◆ **GIVEN INSTRUCTION**: Copy the lines below as they are; omit the images they contain.

┌──

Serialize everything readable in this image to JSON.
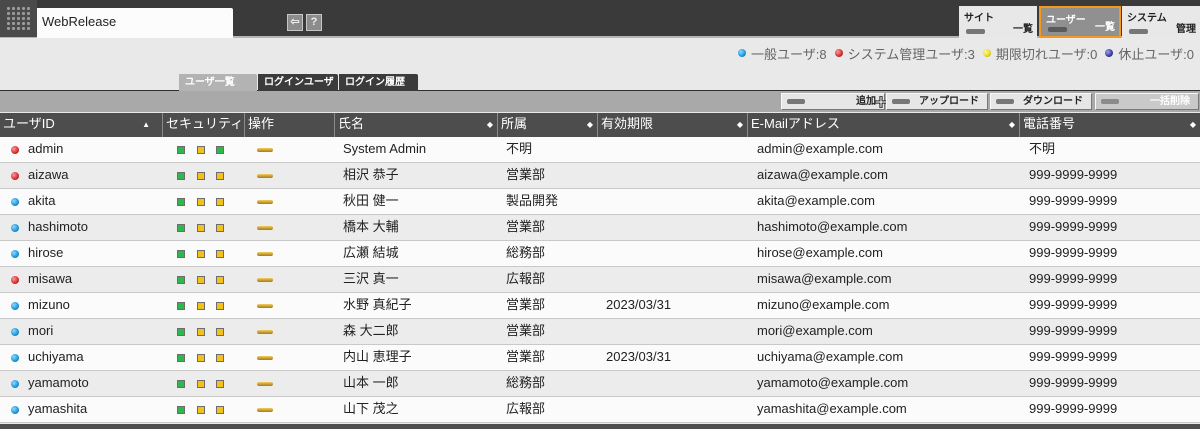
{
  "app": {
    "title": "WebRelease"
  },
  "toolbar_icons": [
    {
      "name": "back-arrow-icon",
      "glyph": "⇦"
    },
    {
      "name": "help-icon",
      "glyph": "?"
    }
  ],
  "nav": [
    {
      "label": "サイト",
      "sub": "一覧",
      "active": false
    },
    {
      "label": "ユーザー",
      "sub": "一覧",
      "active": true
    },
    {
      "label": "システム",
      "sub": "管理",
      "active": false
    }
  ],
  "legend": [
    {
      "label": "一般ユーザ:8",
      "color": "#1a97d6"
    },
    {
      "label": "システム管理ユーザ:3",
      "color": "#d12d2d"
    },
    {
      "label": "期限切れユーザ:0",
      "color": "#e6d91a"
    },
    {
      "label": "休止ユーザ:0",
      "color": "#3a3d92"
    }
  ],
  "tabs": [
    {
      "label": "ユーザ一覧",
      "active": true
    },
    {
      "label": "ログインユーザ",
      "active": false
    },
    {
      "label": "ログイン履歴",
      "active": false
    }
  ],
  "buttons": [
    {
      "label": "追加",
      "enabled": true
    },
    {
      "label": "アップロード",
      "enabled": true
    },
    {
      "label": "ダウンロード",
      "enabled": true
    },
    {
      "label": "一括削除",
      "enabled": false
    }
  ],
  "columns": [
    {
      "label": "ユーザID",
      "sort": "▲"
    },
    {
      "label": "セキュリティ",
      "sort": ""
    },
    {
      "label": "操作",
      "sort": ""
    },
    {
      "label": "氏名",
      "sort": "◆"
    },
    {
      "label": "所属",
      "sort": "◆"
    },
    {
      "label": "有効期限",
      "sort": "◆"
    },
    {
      "label": "E-Mailアドレス",
      "sort": "◆"
    },
    {
      "label": "電話番号",
      "sort": "◆"
    }
  ],
  "colors": {
    "general": "#1a97d6",
    "admin": "#d12d2d",
    "sec_green": "#2db84b",
    "sec_yellow": "#f2c21b",
    "accent_orange": "#f39a1e"
  },
  "users": [
    {
      "id": "admin",
      "type": "admin",
      "security": [
        "green",
        "yellow",
        "green"
      ],
      "name": "System Admin",
      "dept": "不明",
      "expiry": "",
      "email": "admin@example.com",
      "phone": "不明"
    },
    {
      "id": "aizawa",
      "type": "admin",
      "security": [
        "green",
        "yellow",
        "yellow"
      ],
      "name": "相沢 恭子",
      "dept": "営業部",
      "expiry": "",
      "email": "aizawa@example.com",
      "phone": "999-9999-9999"
    },
    {
      "id": "akita",
      "type": "general",
      "security": [
        "green",
        "yellow",
        "yellow"
      ],
      "name": "秋田 健一",
      "dept": "製品開発",
      "expiry": "",
      "email": "akita@example.com",
      "phone": "999-9999-9999"
    },
    {
      "id": "hashimoto",
      "type": "general",
      "security": [
        "green",
        "yellow",
        "yellow"
      ],
      "name": "橋本 大輔",
      "dept": "営業部",
      "expiry": "",
      "email": "hashimoto@example.com",
      "phone": "999-9999-9999"
    },
    {
      "id": "hirose",
      "type": "general",
      "security": [
        "green",
        "yellow",
        "yellow"
      ],
      "name": "広瀬 結城",
      "dept": "総務部",
      "expiry": "",
      "email": "hirose@example.com",
      "phone": "999-9999-9999"
    },
    {
      "id": "misawa",
      "type": "admin",
      "security": [
        "green",
        "yellow",
        "yellow"
      ],
      "name": "三沢 真一",
      "dept": "広報部",
      "expiry": "",
      "email": "misawa@example.com",
      "phone": "999-9999-9999"
    },
    {
      "id": "mizuno",
      "type": "general",
      "security": [
        "green",
        "yellow",
        "yellow"
      ],
      "name": "水野 真紀子",
      "dept": "営業部",
      "expiry": "2023/03/31",
      "email": "mizuno@example.com",
      "phone": "999-9999-9999"
    },
    {
      "id": "mori",
      "type": "general",
      "security": [
        "green",
        "yellow",
        "yellow"
      ],
      "name": "森 大二郎",
      "dept": "営業部",
      "expiry": "",
      "email": "mori@example.com",
      "phone": "999-9999-9999"
    },
    {
      "id": "uchiyama",
      "type": "general",
      "security": [
        "green",
        "yellow",
        "yellow"
      ],
      "name": "内山 恵理子",
      "dept": "営業部",
      "expiry": "2023/03/31",
      "email": "uchiyama@example.com",
      "phone": "999-9999-9999"
    },
    {
      "id": "yamamoto",
      "type": "general",
      "security": [
        "green",
        "yellow",
        "yellow"
      ],
      "name": "山本 一郎",
      "dept": "総務部",
      "expiry": "",
      "email": "yamamoto@example.com",
      "phone": "999-9999-9999"
    },
    {
      "id": "yamashita",
      "type": "general",
      "security": [
        "green",
        "yellow",
        "yellow"
      ],
      "name": "山下 茂之",
      "dept": "広報部",
      "expiry": "",
      "email": "yamashita@example.com",
      "phone": "999-9999-9999"
    }
  ]
}
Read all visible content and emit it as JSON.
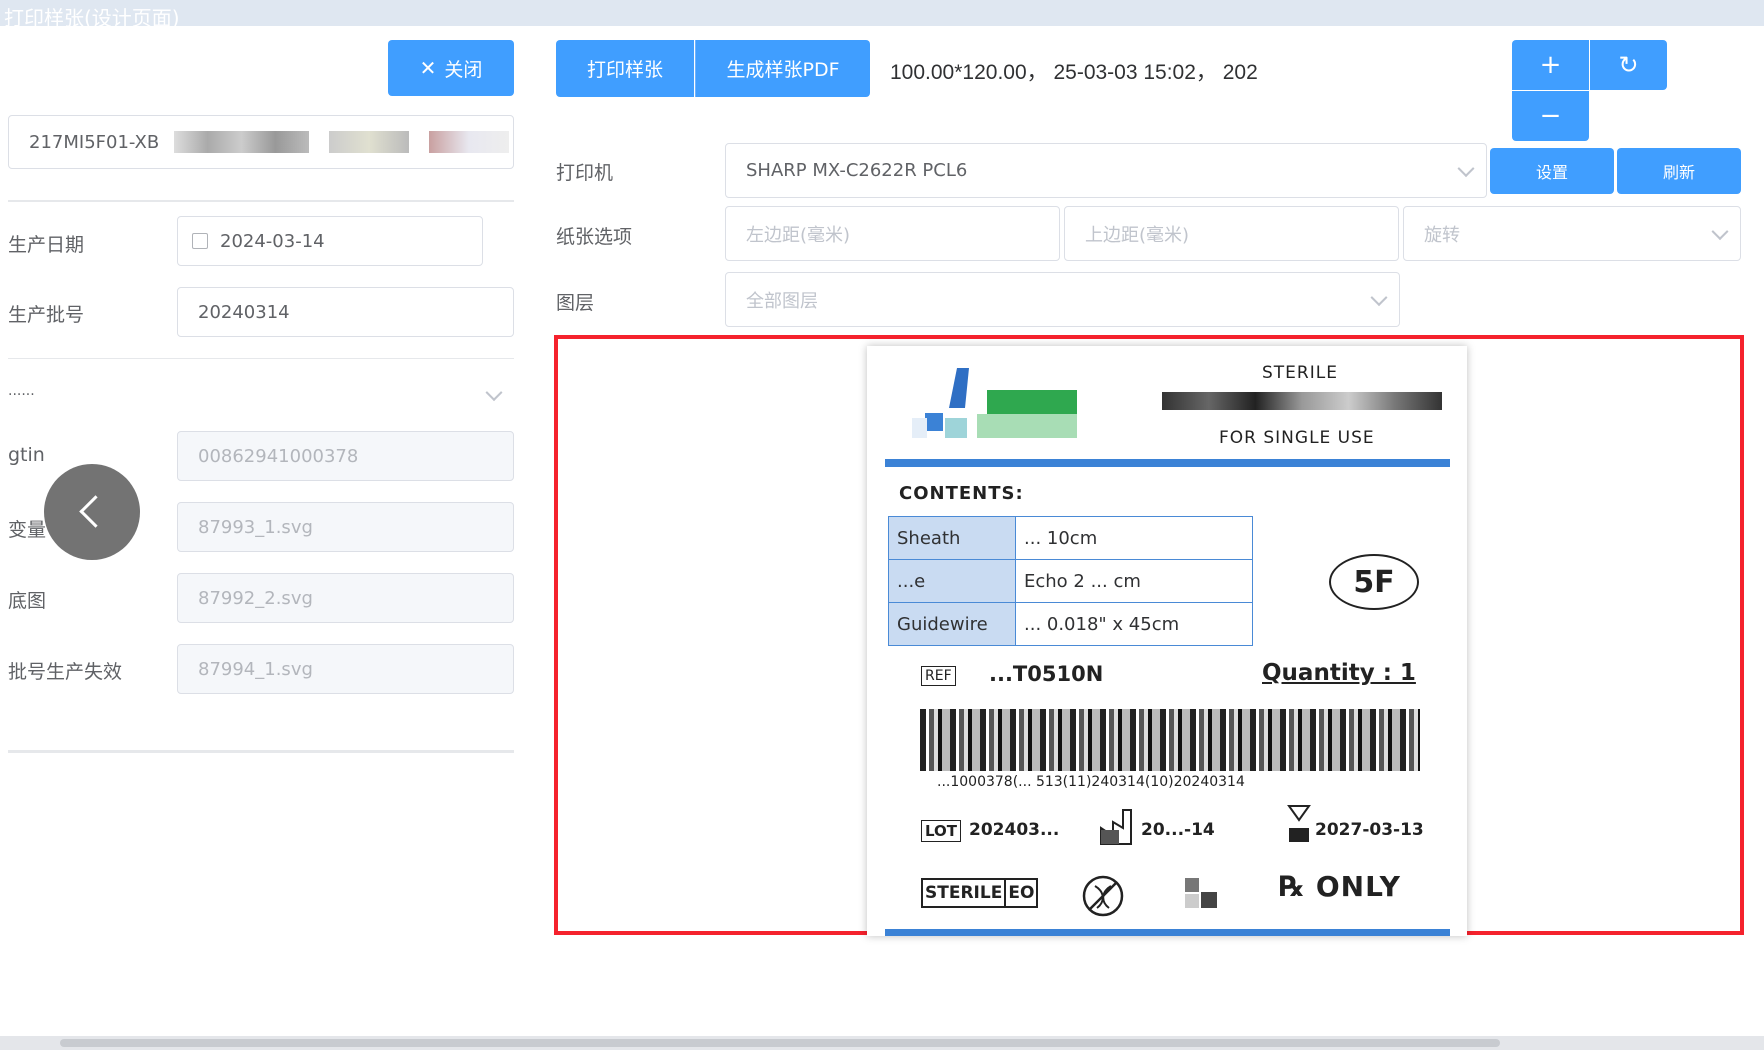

└──

◆ **EXPECTED ANSWER**:
Serialize everything readable in this image to JSON.
{
  "app": {
    "title": "WebRelease"
  },
  "toolbar_icons": [
    {
      "name": "back-arrow-icon",
      "glyph": "⇦"
    },
    {
      "name": "help-icon",
      "glyph": "?"
    }
  ],
  "nav": [
    {
      "label": "サイト",
      "sub": "一覧",
      "active": false
    },
    {
      "label": "ユーザー",
      "sub": "一覧",
      "active": true
    },
    {
      "label": "システム",
      "sub": "管理",
      "active": false
    }
  ],
  "legend": [
    {
      "label": "一般ユーザ:8",
      "color": "#1a97d6"
    },
    {
      "label": "システム管理ユーザ:3",
      "color": "#d12d2d"
    },
    {
      "label": "期限切れユーザ:0",
      "color": "#e6d91a"
    },
    {
      "label": "休止ユーザ:0",
      "color": "#3a3d92"
    }
  ],
  "tabs": [
    {
      "label": "ユーザ一覧",
      "active": true
    },
    {
      "label": "ログインユーザ",
      "active": false
    },
    {
      "label": "ログイン履歴",
      "active": false
    }
  ],
  "buttons": [
    {
      "label": "追加",
      "enabled": true
    },
    {
      "label": "アップロード",
      "enabled": true
    },
    {
      "label": "ダウンロード",
      "enabled": true
    },
    {
      "label": "一括削除",
      "enabled": false
    }
  ],
  "columns": [
    {
      "label": "ユーザID",
      "sort": "▲"
    },
    {
      "label": "セキュリティ",
      "sort": ""
    },
    {
      "label": "操作",
      "sort": ""
    },
    {
      "label": "氏名",
      "sort": "◆"
    },
    {
      "label": "所属",
      "sort": "◆"
    },
    {
      "label": "有効期限",
      "sort": "◆"
    },
    {
      "label": "E-Mailアドレス",
      "sort": "◆"
    },
    {
      "label": "電話番号",
      "sort": "◆"
    }
  ],
  "colors": {
    "general": "#1a97d6",
    "admin": "#d12d2d",
    "sec_green": "#2db84b",
    "sec_yellow": "#f2c21b",
    "accent_orange": "#f39a1e"
  },
  "users": [
    {
      "id": "admin",
      "type": "admin",
      "security": [
        "green",
        "yellow",
        "green"
      ],
      "name": "System Admin",
      "dept": "不明",
      "expiry": "",
      "email": "admin@example.com",
      "phone": "不明"
    },
    {
      "id": "aizawa",
      "type": "admin",
      "security": [
        "green",
        "yellow",
        "yellow"
      ],
      "name": "相沢 恭子",
      "dept": "営業部",
      "expiry": "",
      "email": "aizawa@example.com",
      "phone": "999-9999-9999"
    },
    {
      "id": "akita",
      "type": "general",
      "security": [
        "green",
        "yellow",
        "yellow"
      ],
      "name": "秋田 健一",
      "dept": "製品開発",
      "expiry": "",
      "email": "akita@example.com",
      "phone": "999-9999-9999"
    },
    {
      "id": "hashimoto",
      "type": "general",
      "security": [
        "green",
        "yellow",
        "yellow"
      ],
      "name": "橋本 大輔",
      "dept": "営業部",
      "expiry": "",
      "email": "hashimoto@example.com",
      "phone": "999-9999-9999"
    },
    {
      "id": "hirose",
      "type": "general",
      "security": [
        "green",
        "yellow",
        "yellow"
      ],
      "name": "広瀬 結城",
      "dept": "総務部",
      "expiry": "",
      "email": "hirose@example.com",
      "phone": "999-9999-9999"
    },
    {
      "id": "misawa",
      "type": "admin",
      "security": [
        "green",
        "yellow",
        "yellow"
      ],
      "name": "三沢 真一",
      "dept": "広報部",
      "expiry": "",
      "email": "misawa@example.com",
      "phone": "999-9999-9999"
    },
    {
      "id": "mizuno",
      "type": "general",
      "security": [
        "green",
        "yellow",
        "yellow"
      ],
      "name": "水野 真紀子",
      "dept": "営業部",
      "expiry": "2023/03/31",
      "email": "mizuno@example.com",
      "phone": "999-9999-9999"
    },
    {
      "id": "mori",
      "type": "general",
      "security": [
        "green",
        "yellow",
        "yellow"
      ],
      "name": "森 大二郎",
      "dept": "営業部",
      "expiry": "",
      "email": "mori@example.com",
      "phone": "999-9999-9999"
    },
    {
      "id": "uchiyama",
      "type": "general",
      "security": [
        "green",
        "yellow",
        "yellow"
      ],
      "name": "内山 恵理子",
      "dept": "営業部",
      "expiry": "2023/03/31",
      "email": "uchiyama@example.com",
      "phone": "999-9999-9999"
    },
    {
      "id": "yamamoto",
      "type": "general",
      "security": [
        "green",
        "yellow",
        "yellow"
      ],
      "name": "山本 一郎",
      "dept": "総務部",
      "expiry": "",
      "email": "yamamoto@example.com",
      "phone": "999-9999-9999"
    },
    {
      "id": "yamashita",
      "type": "general",
      "security": [
        "green",
        "yellow",
        "yellow"
      ],
      "name": "山下 茂之",
      "dept": "広報部",
      "expiry": "",
      "email": "yamashita@example.com",
      "phone": "999-9999-9999"
    }
  ]
}
Read all visible content and emit it as JSON.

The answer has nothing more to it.